— SHORT TASK —
Pick out and copy every line below that has the word "Canada".

+++ MATERIAL TO PROCESS +++

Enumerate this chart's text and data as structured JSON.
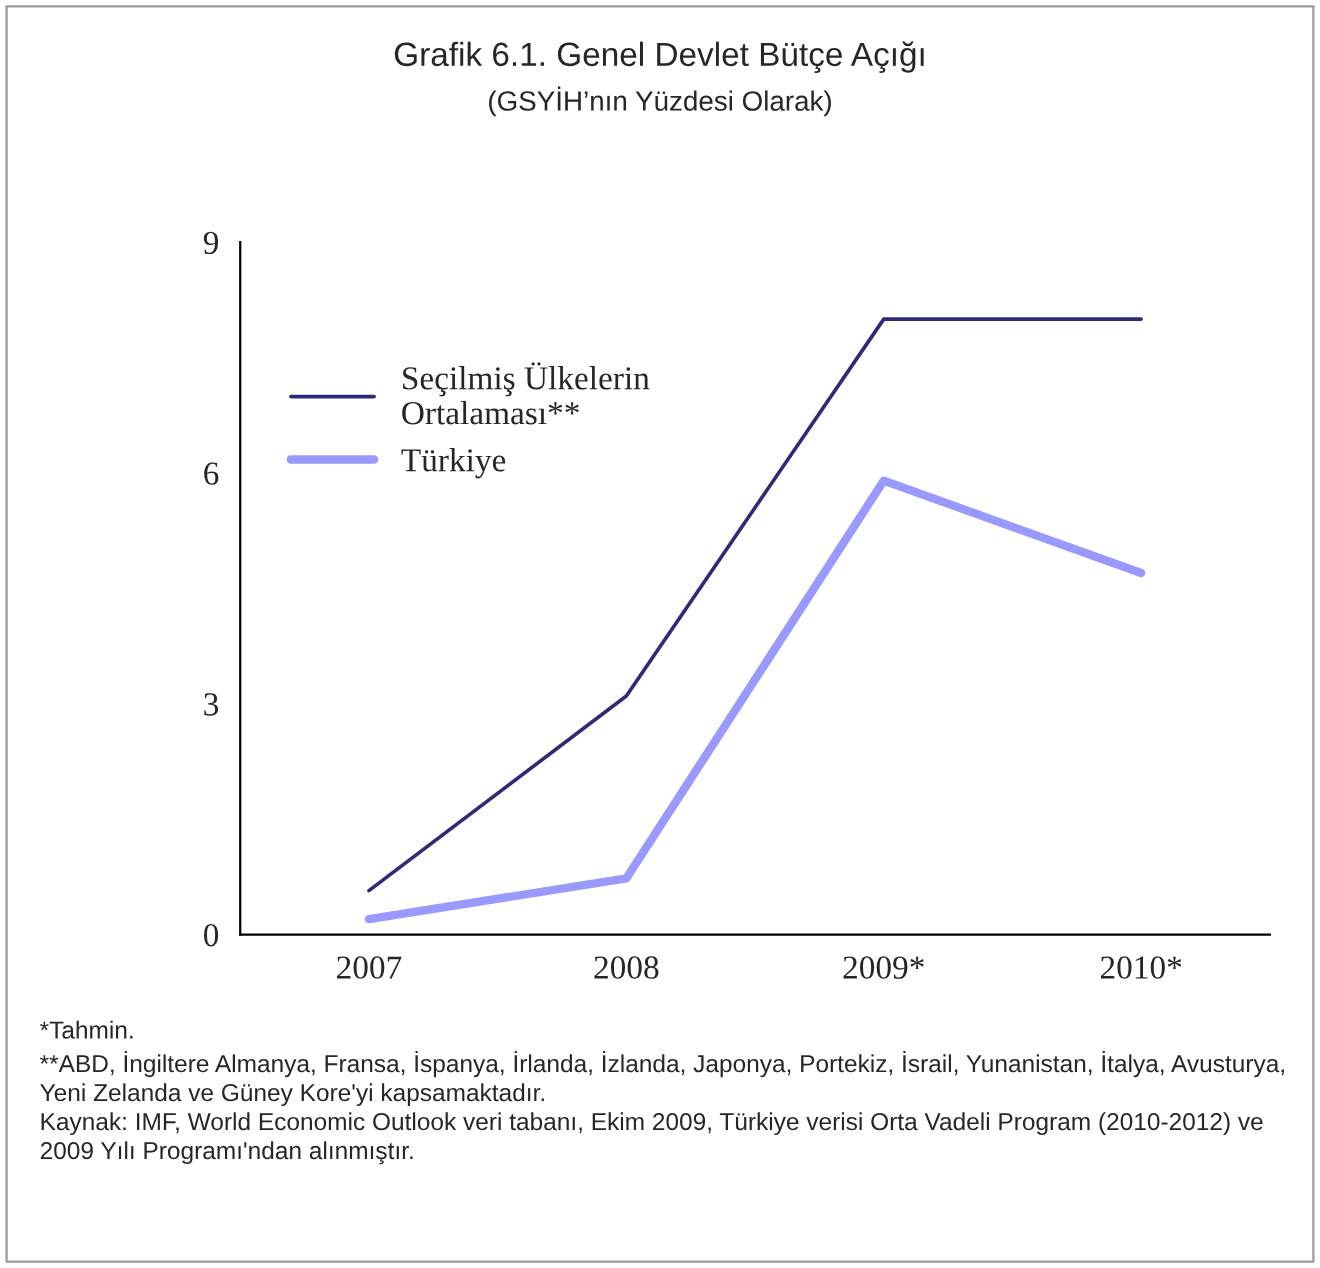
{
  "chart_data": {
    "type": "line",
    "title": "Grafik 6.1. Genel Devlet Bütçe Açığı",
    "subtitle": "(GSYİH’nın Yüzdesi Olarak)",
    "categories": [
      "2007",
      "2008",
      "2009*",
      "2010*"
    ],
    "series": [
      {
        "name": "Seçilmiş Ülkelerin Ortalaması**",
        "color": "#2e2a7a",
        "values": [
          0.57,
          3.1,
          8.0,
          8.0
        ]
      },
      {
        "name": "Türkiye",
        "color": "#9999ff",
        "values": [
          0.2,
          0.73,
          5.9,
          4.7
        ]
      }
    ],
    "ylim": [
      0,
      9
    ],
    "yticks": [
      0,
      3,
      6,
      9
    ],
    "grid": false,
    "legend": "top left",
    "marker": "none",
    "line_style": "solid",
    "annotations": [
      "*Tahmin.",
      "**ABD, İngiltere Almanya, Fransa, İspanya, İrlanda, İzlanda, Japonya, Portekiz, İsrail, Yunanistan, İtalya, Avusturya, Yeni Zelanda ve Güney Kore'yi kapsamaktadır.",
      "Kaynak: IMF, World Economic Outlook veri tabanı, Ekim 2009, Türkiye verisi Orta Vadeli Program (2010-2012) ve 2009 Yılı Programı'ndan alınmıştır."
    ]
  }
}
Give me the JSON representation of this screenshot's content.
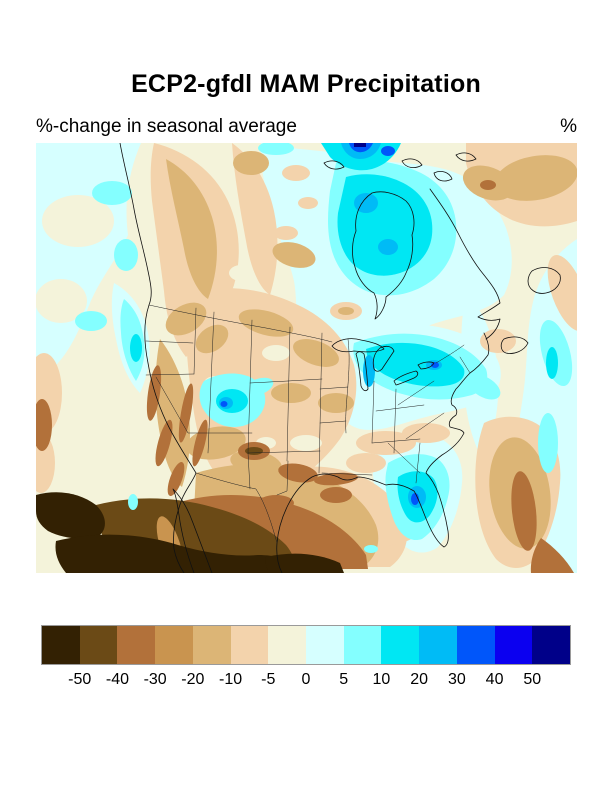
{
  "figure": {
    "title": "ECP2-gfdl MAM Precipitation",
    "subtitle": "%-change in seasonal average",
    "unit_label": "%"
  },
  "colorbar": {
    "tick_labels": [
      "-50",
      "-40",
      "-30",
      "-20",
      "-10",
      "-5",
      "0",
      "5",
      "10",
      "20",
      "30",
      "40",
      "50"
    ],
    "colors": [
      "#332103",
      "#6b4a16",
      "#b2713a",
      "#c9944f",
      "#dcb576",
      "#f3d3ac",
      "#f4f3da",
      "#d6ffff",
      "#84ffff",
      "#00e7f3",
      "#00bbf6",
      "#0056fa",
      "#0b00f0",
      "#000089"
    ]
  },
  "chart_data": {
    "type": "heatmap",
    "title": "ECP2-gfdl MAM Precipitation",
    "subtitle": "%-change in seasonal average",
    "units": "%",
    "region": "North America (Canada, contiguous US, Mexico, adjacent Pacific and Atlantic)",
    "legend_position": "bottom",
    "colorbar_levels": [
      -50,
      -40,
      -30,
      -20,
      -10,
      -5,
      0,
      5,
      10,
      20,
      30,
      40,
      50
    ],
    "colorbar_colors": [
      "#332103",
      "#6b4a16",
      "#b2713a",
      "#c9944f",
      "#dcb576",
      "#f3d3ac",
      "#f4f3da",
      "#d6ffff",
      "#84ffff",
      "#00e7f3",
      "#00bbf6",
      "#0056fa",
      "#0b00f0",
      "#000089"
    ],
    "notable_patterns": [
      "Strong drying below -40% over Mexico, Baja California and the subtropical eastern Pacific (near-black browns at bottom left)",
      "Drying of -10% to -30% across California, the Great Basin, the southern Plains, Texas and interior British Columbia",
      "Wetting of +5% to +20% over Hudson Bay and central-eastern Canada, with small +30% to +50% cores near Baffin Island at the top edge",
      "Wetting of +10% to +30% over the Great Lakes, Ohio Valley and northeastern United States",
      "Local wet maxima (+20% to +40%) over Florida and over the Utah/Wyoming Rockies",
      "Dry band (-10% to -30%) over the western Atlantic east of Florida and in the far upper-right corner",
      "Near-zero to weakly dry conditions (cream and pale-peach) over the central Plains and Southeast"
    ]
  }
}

+++

— PROBLEM SOLUTION —
    "region": "North America (Canada, contiguous US, Mexico, adjacent Pacific and Atlantic)",
      "Wetting of +5% to +20% over Hudson Bay and central-eastern Canada, with small +30% to +50% cores near Baffin Island at the top edge",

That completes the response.